[A block of data]
++++++
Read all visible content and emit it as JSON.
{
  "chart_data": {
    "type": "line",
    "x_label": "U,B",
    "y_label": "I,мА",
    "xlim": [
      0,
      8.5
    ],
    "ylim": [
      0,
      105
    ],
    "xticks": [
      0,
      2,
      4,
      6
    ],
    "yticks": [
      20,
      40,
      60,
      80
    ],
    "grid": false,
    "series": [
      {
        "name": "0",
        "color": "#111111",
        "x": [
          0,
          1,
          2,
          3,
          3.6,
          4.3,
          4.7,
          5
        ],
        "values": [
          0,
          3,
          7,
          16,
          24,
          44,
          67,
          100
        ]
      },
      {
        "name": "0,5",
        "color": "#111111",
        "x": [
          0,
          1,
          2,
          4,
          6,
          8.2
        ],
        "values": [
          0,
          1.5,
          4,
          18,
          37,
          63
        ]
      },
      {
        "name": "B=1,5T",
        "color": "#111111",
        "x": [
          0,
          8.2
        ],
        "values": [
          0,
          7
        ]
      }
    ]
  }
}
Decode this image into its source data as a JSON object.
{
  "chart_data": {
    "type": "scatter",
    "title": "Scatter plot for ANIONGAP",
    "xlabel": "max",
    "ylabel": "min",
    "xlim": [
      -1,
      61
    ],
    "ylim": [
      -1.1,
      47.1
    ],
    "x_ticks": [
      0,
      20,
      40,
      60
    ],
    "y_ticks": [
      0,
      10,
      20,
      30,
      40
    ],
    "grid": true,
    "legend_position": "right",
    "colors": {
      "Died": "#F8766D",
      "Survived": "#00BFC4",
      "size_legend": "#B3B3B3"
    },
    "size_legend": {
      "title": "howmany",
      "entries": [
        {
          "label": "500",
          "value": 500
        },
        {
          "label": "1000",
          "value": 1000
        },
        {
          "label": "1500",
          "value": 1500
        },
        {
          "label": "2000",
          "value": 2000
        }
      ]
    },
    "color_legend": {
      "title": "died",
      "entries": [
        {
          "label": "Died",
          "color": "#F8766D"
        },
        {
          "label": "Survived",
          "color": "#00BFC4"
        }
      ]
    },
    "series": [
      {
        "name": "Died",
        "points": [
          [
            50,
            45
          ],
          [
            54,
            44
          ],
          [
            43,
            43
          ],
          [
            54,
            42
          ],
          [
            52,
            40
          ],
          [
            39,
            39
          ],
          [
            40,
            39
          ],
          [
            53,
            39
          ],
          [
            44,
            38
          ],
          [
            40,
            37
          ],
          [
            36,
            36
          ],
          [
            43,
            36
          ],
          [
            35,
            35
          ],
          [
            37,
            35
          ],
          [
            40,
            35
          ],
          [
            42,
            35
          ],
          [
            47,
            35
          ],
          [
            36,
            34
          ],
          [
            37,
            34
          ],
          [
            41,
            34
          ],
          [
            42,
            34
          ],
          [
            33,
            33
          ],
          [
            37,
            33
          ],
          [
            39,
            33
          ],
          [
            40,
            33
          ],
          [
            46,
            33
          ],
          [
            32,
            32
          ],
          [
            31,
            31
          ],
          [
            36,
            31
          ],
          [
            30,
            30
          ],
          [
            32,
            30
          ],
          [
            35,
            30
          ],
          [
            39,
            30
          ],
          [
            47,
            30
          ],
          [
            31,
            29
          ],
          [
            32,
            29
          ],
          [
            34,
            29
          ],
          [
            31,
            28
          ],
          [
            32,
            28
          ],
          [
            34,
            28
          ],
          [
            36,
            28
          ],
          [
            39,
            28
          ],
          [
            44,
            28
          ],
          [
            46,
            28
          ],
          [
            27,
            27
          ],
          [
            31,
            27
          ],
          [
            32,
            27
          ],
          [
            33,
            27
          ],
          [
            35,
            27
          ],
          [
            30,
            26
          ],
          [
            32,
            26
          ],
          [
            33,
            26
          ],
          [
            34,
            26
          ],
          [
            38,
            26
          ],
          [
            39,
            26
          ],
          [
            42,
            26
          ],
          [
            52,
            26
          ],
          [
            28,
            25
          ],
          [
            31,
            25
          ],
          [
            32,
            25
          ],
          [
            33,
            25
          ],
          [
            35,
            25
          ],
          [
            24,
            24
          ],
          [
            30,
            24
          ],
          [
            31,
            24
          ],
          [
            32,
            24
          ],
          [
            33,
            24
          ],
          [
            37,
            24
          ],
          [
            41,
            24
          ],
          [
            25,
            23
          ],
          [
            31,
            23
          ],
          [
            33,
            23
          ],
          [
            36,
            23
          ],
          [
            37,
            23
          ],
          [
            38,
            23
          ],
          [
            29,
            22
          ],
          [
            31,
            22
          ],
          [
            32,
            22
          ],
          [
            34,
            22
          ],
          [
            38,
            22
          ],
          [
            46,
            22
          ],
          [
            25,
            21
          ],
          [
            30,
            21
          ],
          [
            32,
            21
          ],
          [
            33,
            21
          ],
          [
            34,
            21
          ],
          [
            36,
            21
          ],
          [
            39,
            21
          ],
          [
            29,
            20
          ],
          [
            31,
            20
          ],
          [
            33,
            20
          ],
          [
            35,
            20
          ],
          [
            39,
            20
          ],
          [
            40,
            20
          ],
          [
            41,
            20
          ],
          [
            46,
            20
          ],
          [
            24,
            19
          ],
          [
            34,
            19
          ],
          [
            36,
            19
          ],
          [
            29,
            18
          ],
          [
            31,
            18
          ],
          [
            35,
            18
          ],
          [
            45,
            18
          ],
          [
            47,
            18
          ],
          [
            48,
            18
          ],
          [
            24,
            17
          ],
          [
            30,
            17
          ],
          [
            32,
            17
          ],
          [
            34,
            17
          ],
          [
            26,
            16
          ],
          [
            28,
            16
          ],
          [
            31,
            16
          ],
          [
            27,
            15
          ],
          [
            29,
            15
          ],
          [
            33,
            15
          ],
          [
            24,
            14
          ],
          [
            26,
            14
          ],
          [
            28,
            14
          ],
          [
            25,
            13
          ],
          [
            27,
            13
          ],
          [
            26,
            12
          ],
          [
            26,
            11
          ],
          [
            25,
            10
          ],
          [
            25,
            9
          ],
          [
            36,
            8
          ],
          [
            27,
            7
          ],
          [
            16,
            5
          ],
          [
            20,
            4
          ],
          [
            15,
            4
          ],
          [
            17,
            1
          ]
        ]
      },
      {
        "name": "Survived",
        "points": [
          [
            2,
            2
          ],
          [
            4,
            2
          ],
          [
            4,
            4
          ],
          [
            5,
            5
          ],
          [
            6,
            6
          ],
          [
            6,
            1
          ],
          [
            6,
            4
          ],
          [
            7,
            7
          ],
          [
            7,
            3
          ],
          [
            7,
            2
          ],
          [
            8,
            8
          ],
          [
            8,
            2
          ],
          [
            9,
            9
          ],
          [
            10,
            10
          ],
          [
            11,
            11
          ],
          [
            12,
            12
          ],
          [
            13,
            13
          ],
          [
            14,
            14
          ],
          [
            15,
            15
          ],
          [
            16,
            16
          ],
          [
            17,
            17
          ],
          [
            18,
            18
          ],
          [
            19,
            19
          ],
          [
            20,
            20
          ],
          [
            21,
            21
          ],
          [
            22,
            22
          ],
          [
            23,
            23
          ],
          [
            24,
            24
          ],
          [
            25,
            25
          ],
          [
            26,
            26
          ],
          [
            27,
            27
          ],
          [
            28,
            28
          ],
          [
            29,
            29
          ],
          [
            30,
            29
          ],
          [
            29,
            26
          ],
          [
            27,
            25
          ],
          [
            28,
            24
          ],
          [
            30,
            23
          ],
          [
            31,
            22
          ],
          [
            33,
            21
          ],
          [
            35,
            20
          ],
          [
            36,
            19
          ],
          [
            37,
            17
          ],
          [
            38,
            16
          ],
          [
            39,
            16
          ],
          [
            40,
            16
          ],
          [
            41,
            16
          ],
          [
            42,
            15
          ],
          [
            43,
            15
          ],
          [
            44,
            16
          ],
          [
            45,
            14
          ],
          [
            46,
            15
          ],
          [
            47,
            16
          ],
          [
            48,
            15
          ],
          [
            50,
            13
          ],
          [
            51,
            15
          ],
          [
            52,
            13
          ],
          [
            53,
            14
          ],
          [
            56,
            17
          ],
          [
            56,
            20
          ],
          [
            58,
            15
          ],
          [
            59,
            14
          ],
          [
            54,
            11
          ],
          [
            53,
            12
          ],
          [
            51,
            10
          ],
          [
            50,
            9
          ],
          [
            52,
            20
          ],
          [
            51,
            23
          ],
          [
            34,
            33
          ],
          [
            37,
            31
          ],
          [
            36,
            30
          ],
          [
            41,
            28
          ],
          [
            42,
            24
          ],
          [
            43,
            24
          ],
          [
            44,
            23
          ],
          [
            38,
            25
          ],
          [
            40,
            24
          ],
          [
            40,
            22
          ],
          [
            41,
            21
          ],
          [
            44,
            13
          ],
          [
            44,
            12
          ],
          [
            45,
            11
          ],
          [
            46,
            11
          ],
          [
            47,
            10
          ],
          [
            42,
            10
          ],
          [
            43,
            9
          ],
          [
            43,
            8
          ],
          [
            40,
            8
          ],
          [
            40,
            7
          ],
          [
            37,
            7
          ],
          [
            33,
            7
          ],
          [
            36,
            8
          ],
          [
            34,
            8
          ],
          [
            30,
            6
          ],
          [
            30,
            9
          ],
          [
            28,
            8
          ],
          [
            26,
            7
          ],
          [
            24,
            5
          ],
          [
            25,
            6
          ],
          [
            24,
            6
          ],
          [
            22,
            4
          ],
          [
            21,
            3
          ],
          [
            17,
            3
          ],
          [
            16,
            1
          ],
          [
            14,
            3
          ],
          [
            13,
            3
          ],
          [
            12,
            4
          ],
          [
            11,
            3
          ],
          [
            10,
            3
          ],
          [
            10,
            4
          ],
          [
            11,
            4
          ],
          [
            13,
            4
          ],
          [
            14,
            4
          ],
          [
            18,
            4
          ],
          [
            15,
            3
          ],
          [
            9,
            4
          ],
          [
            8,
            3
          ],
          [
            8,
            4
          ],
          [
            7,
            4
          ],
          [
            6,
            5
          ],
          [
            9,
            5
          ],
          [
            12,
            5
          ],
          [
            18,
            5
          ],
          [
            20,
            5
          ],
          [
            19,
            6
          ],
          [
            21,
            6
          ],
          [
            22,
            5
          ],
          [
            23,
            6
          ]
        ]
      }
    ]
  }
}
++++++
Read the entries and show each line that mentions "title".

    "title": "Scatter plot for ANIONGAP",
      "title": "howmany",
      "title": "died",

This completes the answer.